Your task is to transcribe all the entries exactly, excluding pictures.
----
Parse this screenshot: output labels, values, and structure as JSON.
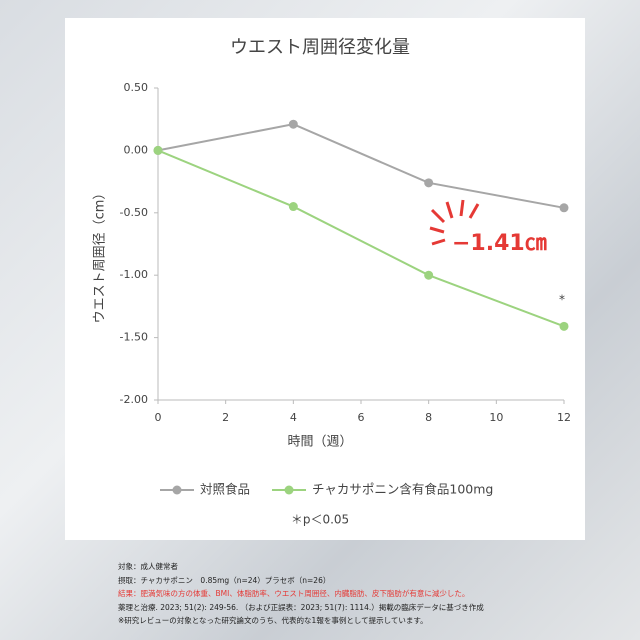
{
  "chart_data": {
    "type": "line",
    "title": "ウエスト周囲径変化量",
    "x_label": "時間（週）",
    "y_label": "ウエスト周囲径（cm）",
    "x": [
      0,
      4,
      8,
      12
    ],
    "series": [
      {
        "name": "対照食品",
        "color": "#a6a6a6",
        "values": [
          0,
          0.21,
          -0.26,
          -0.46
        ]
      },
      {
        "name": "チャカサポニン含有食品100mg",
        "color": "#9cd37f",
        "values": [
          0,
          -0.45,
          -1.0,
          -1.41
        ]
      }
    ],
    "xlim": [
      0,
      12
    ],
    "xticks": [
      0,
      2,
      4,
      6,
      8,
      10,
      12
    ],
    "ylim": [
      -2,
      0.5
    ],
    "yticks": [
      {
        "value": 0.5,
        "label": "0.50"
      },
      {
        "value": 0,
        "label": "0.00"
      },
      {
        "value": -0.5,
        "label": "-0.50"
      },
      {
        "value": -1,
        "label": "-1.00"
      },
      {
        "value": -1.5,
        "label": "-1.50"
      },
      {
        "value": -2,
        "label": "-2.00"
      }
    ],
    "annotation": "−1.41㎝",
    "significance_mark": "*",
    "significance_note": "＊p＜0.05",
    "legend": "bottom"
  },
  "footer_notes": [
    "対象：成人健常者",
    "摂取：チャカサポニン　0.85mg（n=24）プラセボ（n=26）",
    "結果：肥満気味の方の体重、BMI、体脂肪率、ウエスト周囲径、内臓脂肪、皮下脂肪が有意に減少した。",
    "薬理と治療. 2023; 51(2): 249-56. （および正誤表：2023; 51(7): 1114.）掲載の臨床データに基づき作成",
    "※研究レビューの対象となった研究論文のうち、代表的な1報を事例として提示しています。"
  ]
}
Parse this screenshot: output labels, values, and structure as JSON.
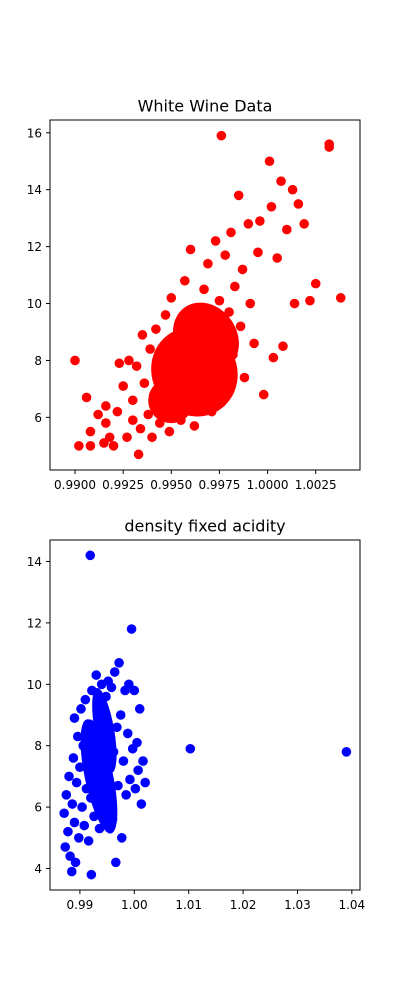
----
§ Task response:
Parse this screenshot: output labels, values, and structure as JSON.
{
  "chart_data": {
    "type": "line",
    "title": "ウエスト周囲径変化量",
    "x_label": "時間（週）",
    "y_label": "ウエスト周囲径（cm）",
    "x": [
      0,
      4,
      8,
      12
    ],
    "series": [
      {
        "name": "対照食品",
        "color": "#a6a6a6",
        "values": [
          0,
          0.21,
          -0.26,
          -0.46
        ]
      },
      {
        "name": "チャカサポニン含有食品100mg",
        "color": "#9cd37f",
        "values": [
          0,
          -0.45,
          -1.0,
          -1.41
        ]
      }
    ],
    "xlim": [
      0,
      12
    ],
    "xticks": [
      0,
      2,
      4,
      6,
      8,
      10,
      12
    ],
    "ylim": [
      -2,
      0.5
    ],
    "yticks": [
      {
        "value": 0.5,
        "label": "0.50"
      },
      {
        "value": 0,
        "label": "0.00"
      },
      {
        "value": -0.5,
        "label": "-0.50"
      },
      {
        "value": -1,
        "label": "-1.00"
      },
      {
        "value": -1.5,
        "label": "-1.50"
      },
      {
        "value": -2,
        "label": "-2.00"
      }
    ],
    "annotation": "−1.41㎝",
    "significance_mark": "*",
    "significance_note": "＊p＜0.05",
    "legend": "bottom"
  },
  "footer_notes": [
    "対象：成人健常者",
    "摂取：チャカサポニン　0.85mg（n=24）プラセボ（n=26）",
    "結果：肥満気味の方の体重、BMI、体脂肪率、ウエスト周囲径、内臓脂肪、皮下脂肪が有意に減少した。",
    "薬理と治療. 2023; 51(2): 249-56. （および正誤表：2023; 51(7): 1114.）掲載の臨床データに基づき作成",
    "※研究レビューの対象となった研究論文のうち、代表的な1報を事例として提示しています。"
  ]
}
Parse this screenshot: output labels, values, and structure as JSON.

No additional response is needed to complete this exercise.